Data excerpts
━━━━

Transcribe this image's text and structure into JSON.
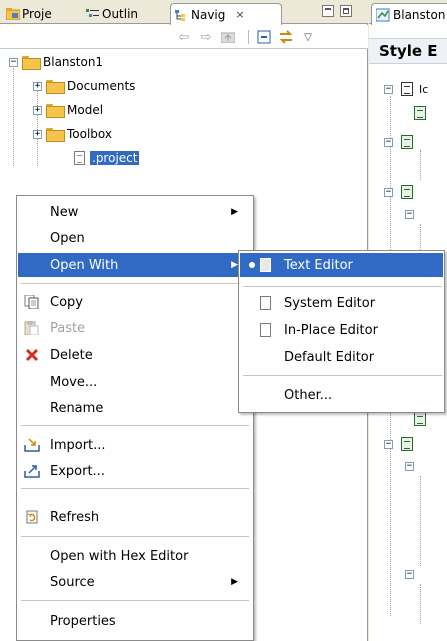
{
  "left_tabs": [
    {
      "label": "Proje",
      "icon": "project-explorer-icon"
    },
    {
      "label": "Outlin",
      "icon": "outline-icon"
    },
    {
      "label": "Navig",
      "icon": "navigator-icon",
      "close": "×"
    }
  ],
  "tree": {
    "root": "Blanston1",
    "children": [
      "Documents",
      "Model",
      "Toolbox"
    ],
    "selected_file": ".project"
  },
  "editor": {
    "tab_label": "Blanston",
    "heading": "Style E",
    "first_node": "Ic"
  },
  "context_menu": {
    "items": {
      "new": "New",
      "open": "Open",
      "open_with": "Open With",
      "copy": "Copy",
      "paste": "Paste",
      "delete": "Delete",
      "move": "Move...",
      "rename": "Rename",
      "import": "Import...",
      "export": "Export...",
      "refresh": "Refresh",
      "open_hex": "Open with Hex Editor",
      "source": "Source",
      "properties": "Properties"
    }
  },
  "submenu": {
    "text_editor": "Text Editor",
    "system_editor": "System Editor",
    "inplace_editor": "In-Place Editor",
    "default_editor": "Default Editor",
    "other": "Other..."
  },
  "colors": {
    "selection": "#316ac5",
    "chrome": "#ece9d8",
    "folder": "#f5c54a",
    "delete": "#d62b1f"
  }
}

━━━━

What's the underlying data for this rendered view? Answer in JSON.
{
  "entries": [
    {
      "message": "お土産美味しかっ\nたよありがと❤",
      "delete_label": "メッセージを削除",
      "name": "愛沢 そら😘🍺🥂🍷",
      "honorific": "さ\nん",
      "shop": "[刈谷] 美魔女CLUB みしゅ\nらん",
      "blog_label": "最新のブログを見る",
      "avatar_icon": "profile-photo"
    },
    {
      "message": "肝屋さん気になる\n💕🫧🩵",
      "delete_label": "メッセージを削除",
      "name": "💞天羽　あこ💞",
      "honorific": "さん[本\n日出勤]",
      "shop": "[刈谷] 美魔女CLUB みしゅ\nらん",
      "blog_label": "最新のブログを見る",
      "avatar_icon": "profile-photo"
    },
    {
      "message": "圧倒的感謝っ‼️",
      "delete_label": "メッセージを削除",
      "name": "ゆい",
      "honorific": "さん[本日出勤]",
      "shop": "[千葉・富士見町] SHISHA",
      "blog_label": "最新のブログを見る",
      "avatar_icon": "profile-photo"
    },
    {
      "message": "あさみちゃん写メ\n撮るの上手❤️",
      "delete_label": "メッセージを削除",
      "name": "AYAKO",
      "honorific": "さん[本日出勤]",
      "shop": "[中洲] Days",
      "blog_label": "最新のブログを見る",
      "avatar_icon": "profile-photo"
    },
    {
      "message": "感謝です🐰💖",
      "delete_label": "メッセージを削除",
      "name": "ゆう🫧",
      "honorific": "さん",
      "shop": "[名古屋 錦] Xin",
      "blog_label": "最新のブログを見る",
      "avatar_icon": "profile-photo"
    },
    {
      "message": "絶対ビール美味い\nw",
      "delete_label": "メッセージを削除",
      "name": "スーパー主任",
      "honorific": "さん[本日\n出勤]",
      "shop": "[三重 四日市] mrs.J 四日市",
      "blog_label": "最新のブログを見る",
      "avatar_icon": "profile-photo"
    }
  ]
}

━━━━

Exercise description. Wherever "Open" shows up in a line, copy that line.

Answer in full.
      "open": "Open",
      "open_with": "Open With",
      "open_hex": "Open with Hex Editor",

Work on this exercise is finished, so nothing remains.